[EXERCISE]: Find every line in the records below that holds the word "description", and copy each one.

Data records:

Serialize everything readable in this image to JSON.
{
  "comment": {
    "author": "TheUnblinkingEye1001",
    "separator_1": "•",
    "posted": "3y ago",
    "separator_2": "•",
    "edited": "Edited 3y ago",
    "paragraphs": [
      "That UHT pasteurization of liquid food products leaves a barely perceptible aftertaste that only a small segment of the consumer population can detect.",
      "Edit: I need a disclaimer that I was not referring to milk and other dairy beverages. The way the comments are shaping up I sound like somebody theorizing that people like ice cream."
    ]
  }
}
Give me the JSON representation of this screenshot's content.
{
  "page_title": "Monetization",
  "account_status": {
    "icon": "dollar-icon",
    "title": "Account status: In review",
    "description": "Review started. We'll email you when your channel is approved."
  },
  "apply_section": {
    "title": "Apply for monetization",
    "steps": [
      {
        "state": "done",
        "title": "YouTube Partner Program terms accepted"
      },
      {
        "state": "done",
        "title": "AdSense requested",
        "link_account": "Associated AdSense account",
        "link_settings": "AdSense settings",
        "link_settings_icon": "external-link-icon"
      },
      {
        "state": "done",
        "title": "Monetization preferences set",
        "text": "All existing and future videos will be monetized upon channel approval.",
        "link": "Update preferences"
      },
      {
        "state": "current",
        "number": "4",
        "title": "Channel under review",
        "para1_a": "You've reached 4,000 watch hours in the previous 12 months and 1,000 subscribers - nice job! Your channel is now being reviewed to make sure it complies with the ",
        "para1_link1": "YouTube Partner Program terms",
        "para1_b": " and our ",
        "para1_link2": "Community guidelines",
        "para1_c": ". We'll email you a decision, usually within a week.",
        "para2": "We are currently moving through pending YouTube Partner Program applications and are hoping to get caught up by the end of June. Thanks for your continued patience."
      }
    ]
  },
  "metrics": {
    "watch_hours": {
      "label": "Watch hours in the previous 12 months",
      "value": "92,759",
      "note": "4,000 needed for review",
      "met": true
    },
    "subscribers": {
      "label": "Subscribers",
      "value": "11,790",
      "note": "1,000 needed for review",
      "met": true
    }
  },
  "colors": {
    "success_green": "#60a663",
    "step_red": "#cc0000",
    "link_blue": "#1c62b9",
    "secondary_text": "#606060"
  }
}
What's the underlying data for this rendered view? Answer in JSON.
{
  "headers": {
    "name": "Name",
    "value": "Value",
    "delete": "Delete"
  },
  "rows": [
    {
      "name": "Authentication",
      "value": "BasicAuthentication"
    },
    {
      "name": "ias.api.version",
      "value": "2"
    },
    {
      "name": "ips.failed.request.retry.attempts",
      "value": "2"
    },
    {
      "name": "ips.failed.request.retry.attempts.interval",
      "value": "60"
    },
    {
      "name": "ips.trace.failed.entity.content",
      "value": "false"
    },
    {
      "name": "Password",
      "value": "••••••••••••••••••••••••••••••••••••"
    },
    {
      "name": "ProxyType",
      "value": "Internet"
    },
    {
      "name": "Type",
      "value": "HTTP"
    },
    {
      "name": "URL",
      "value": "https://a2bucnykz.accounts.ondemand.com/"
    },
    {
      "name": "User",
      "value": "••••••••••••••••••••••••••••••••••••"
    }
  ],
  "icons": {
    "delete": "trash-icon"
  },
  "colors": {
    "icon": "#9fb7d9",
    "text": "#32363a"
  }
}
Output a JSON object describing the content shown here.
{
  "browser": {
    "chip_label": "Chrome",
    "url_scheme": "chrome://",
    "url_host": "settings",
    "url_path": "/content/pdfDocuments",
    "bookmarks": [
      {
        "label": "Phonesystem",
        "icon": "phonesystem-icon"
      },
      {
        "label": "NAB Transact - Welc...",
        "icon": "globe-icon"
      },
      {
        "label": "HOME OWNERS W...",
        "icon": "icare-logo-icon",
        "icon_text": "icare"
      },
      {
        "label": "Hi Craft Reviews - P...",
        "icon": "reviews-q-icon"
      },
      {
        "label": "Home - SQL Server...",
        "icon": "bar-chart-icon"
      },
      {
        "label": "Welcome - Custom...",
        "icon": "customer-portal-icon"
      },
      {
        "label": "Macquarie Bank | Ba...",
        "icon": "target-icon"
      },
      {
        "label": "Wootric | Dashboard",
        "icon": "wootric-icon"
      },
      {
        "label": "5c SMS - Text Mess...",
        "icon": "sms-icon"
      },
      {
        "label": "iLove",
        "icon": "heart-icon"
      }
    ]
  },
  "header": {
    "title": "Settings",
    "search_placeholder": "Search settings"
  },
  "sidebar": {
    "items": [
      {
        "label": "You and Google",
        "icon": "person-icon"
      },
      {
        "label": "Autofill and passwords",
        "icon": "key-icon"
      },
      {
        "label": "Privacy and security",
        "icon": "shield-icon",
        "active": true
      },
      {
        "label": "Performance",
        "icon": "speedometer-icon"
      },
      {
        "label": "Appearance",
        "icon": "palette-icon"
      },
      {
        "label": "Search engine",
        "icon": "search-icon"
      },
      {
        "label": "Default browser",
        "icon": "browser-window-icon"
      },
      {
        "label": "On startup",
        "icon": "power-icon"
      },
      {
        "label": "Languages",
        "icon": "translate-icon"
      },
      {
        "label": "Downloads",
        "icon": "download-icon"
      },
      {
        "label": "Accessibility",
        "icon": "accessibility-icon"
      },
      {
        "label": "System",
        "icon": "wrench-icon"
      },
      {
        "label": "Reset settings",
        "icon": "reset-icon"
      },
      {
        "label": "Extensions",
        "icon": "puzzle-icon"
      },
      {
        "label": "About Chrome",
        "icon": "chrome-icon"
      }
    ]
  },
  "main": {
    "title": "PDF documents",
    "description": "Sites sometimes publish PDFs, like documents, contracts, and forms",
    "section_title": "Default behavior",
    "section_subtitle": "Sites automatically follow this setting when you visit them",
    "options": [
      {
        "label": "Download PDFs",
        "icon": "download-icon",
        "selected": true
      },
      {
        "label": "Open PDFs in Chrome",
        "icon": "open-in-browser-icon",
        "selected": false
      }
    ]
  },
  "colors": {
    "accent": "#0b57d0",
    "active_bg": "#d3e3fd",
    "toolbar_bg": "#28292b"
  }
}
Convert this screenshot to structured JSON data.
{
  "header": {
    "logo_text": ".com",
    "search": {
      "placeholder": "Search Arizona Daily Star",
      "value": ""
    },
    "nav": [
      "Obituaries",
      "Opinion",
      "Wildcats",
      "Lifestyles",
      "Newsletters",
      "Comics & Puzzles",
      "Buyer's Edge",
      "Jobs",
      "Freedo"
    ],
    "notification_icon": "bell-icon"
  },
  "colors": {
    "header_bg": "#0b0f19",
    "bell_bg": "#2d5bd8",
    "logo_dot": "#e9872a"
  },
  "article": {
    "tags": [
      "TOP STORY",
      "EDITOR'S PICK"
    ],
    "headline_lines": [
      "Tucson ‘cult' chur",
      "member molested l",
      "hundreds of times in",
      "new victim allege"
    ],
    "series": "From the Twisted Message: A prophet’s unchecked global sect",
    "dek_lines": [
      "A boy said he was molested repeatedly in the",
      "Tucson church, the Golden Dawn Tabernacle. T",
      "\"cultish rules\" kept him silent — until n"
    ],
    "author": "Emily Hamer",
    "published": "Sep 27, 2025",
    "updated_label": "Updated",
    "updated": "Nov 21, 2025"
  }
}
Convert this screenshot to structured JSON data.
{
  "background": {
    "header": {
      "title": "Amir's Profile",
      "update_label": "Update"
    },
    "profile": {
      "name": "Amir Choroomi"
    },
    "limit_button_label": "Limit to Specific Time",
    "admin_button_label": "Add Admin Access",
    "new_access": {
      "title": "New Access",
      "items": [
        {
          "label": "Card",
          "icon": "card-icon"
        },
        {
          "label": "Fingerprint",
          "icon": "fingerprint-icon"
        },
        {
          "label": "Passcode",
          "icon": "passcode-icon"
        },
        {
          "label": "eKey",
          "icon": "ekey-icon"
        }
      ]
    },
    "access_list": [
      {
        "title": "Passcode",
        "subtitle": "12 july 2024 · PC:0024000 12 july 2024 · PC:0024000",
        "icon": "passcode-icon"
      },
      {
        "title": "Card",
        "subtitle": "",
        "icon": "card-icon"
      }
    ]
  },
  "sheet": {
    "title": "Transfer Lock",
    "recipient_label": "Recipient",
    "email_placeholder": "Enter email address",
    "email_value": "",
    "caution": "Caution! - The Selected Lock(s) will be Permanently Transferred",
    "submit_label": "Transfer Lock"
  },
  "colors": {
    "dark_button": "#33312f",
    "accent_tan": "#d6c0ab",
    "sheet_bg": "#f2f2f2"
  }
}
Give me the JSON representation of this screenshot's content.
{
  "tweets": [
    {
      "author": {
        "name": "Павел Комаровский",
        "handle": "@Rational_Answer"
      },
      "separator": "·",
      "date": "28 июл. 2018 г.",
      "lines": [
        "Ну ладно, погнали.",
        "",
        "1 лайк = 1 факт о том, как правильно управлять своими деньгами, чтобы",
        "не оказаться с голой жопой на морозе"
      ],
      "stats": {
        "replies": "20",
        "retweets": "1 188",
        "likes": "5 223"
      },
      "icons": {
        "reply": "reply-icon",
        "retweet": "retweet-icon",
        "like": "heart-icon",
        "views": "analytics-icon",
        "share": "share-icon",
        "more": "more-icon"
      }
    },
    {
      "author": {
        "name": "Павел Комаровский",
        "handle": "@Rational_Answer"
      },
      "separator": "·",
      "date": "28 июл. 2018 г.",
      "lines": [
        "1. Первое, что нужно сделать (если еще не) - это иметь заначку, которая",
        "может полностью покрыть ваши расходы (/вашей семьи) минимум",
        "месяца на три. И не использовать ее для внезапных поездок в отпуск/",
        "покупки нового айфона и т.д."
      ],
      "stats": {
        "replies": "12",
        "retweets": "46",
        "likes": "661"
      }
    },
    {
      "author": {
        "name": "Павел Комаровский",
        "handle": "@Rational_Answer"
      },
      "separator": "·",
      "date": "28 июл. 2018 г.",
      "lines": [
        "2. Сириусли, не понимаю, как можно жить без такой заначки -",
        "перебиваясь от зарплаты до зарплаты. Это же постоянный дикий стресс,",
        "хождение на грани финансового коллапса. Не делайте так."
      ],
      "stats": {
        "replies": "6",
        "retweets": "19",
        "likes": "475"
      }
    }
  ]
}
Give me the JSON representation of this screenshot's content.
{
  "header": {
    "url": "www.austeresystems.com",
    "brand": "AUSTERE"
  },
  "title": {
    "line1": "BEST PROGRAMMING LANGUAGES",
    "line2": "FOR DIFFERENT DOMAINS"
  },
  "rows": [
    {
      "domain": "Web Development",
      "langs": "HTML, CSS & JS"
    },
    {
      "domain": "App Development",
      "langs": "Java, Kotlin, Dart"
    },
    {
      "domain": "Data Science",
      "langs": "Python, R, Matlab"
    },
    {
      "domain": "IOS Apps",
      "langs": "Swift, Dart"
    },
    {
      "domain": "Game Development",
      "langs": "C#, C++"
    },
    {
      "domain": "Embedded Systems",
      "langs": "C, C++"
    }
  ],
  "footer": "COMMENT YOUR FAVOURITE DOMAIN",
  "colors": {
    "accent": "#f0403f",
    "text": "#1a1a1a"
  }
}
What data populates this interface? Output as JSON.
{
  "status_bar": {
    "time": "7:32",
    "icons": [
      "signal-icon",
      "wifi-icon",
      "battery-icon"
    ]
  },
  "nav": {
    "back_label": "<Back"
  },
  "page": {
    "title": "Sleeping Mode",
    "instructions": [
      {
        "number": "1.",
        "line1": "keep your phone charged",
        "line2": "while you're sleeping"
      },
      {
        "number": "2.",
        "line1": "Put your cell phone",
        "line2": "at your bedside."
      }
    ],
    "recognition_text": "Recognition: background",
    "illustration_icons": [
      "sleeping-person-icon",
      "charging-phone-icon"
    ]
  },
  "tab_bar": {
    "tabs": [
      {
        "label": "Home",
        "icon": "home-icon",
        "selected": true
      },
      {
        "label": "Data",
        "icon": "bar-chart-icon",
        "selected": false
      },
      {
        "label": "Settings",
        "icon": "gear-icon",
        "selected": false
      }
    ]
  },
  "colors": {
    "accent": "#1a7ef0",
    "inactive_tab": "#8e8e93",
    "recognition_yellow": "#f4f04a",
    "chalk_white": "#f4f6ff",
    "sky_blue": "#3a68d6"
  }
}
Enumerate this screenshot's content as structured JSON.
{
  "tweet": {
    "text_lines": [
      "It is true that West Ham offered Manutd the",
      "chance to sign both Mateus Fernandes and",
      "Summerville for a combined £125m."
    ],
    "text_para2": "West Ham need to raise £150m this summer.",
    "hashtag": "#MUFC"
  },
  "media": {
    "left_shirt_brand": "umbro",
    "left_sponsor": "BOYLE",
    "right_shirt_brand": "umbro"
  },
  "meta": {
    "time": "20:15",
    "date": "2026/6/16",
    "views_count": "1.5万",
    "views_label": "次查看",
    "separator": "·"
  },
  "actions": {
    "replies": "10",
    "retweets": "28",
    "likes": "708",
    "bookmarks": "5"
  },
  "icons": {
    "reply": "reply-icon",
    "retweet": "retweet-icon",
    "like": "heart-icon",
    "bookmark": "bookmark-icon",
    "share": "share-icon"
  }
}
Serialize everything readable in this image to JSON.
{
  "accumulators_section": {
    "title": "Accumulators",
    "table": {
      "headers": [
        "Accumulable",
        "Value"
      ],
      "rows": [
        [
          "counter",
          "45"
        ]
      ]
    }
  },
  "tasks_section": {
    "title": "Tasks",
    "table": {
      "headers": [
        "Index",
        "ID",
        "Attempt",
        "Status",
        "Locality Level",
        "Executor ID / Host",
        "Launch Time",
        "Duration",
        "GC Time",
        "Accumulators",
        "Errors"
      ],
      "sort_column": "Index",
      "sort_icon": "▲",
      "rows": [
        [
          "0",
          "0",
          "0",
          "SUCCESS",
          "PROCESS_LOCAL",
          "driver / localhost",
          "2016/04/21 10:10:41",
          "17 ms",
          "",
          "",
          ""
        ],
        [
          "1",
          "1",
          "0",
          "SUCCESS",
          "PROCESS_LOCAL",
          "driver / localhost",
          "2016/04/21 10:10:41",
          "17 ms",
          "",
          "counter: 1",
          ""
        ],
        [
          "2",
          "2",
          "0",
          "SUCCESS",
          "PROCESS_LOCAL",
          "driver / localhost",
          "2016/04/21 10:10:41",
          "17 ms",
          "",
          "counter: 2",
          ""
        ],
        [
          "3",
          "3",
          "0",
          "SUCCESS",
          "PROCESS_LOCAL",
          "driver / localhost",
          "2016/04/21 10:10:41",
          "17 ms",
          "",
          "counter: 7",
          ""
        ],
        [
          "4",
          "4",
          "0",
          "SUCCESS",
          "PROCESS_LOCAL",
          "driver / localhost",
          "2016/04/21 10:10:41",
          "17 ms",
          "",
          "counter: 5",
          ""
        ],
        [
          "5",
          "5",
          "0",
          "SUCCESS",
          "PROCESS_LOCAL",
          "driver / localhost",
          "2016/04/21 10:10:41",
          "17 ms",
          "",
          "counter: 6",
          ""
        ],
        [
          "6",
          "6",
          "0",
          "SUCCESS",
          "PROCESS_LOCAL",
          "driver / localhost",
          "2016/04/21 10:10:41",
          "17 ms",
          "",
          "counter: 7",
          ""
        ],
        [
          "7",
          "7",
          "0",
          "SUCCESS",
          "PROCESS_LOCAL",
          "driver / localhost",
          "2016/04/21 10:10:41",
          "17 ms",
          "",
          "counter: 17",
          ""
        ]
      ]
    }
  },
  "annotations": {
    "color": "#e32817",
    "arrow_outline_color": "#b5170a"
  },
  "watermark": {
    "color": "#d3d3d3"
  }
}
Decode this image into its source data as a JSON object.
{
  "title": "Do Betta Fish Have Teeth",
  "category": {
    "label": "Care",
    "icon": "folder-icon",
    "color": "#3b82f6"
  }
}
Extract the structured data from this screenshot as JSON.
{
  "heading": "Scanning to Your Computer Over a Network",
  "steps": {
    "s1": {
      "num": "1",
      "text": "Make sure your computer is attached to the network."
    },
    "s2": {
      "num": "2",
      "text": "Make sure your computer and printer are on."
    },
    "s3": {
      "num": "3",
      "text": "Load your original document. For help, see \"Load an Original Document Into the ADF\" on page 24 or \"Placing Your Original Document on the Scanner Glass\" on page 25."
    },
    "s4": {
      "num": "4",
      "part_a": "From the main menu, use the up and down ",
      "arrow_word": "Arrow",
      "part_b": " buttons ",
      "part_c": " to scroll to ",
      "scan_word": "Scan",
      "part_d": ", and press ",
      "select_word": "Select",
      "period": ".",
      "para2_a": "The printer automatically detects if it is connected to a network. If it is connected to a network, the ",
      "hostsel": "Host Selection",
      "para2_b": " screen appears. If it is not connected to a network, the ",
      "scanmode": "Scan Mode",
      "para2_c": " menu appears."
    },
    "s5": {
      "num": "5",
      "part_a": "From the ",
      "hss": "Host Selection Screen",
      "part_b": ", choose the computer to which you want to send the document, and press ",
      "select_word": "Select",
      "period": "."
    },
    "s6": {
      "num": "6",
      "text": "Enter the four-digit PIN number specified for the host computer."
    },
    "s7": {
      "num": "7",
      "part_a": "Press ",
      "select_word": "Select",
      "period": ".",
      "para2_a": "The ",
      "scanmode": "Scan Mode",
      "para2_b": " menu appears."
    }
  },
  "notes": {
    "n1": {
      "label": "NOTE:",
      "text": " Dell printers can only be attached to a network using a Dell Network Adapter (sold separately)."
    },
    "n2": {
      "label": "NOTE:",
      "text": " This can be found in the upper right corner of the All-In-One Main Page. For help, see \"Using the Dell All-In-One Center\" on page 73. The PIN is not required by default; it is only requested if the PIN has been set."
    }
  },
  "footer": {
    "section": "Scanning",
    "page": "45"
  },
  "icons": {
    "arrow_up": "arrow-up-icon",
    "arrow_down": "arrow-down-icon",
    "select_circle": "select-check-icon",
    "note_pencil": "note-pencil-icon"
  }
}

[WORKED ANSWER]:
    "description": "Review started. We'll email you when your channel is approved."
    "description": "Sites sometimes publish PDFs, like documents, contracts, and forms",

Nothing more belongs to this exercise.